> [WORK REQUIRED]: Return the data exactly, with all pictures removed.

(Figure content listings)

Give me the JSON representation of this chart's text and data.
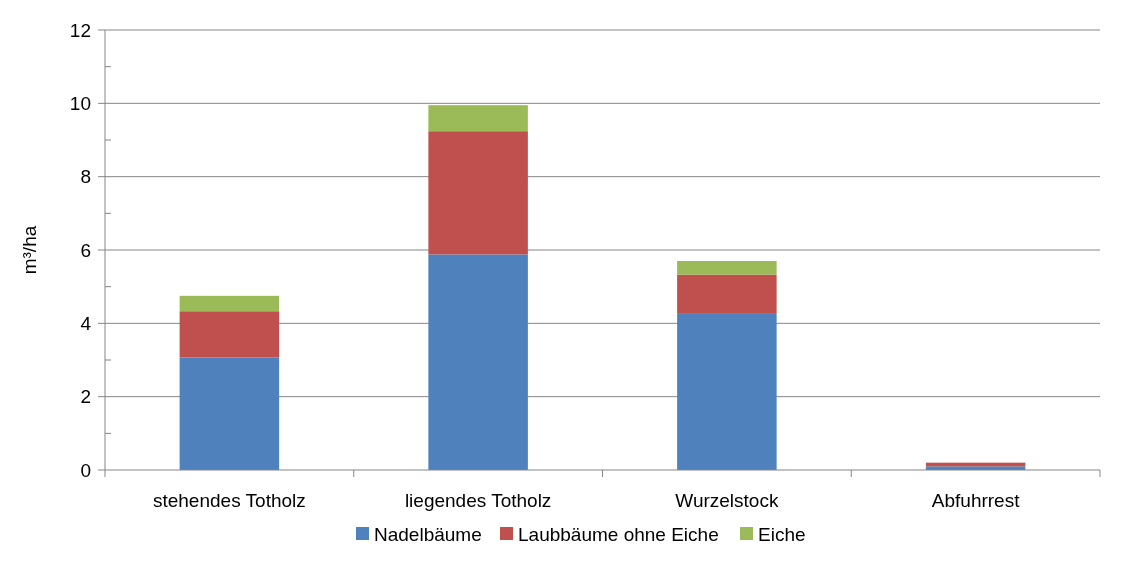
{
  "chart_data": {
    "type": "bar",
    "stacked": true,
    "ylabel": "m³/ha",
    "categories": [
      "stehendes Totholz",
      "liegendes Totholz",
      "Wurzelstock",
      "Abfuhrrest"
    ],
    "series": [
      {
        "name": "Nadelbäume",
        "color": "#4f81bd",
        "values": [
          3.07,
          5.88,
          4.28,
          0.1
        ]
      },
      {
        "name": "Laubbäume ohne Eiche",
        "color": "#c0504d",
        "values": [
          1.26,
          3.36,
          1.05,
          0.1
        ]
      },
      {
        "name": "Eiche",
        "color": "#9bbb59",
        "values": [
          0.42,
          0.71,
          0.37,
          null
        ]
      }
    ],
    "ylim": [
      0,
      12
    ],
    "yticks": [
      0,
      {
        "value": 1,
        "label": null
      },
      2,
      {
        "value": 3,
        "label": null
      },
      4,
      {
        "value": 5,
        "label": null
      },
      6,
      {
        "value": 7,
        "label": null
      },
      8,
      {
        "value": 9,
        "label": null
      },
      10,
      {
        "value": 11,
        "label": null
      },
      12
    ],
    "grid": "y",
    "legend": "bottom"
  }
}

> [FULL ANSWER]:
Give me the JSON representation of this chart's text and data.
{
  "chart_data": {
    "type": "bar",
    "stacked": true,
    "ylabel": "m³/ha",
    "categories": [
      "stehendes Totholz",
      "liegendes Totholz",
      "Wurzelstock",
      "Abfuhrrest"
    ],
    "series": [
      {
        "name": "Nadelbäume",
        "color": "#4f81bd",
        "values": [
          3.07,
          5.88,
          4.28,
          0.1
        ]
      },
      {
        "name": "Laubbäume ohne Eiche",
        "color": "#c0504d",
        "values": [
          1.26,
          3.36,
          1.05,
          0.1
        ]
      },
      {
        "name": "Eiche",
        "color": "#9bbb59",
        "values": [
          0.42,
          0.71,
          0.37,
          null
        ]
      }
    ],
    "ylim": [
      0,
      12
    ],
    "yticks": [
      0,
      {
        "value": 1,
        "label": null
      },
      2,
      {
        "value": 3,
        "label": null
      },
      4,
      {
        "value": 5,
        "label": null
      },
      6,
      {
        "value": 7,
        "label": null
      },
      8,
      {
        "value": 9,
        "label": null
      },
      10,
      {
        "value": 11,
        "label": null
      },
      12
    ],
    "grid": "y",
    "legend": "bottom"
  }
}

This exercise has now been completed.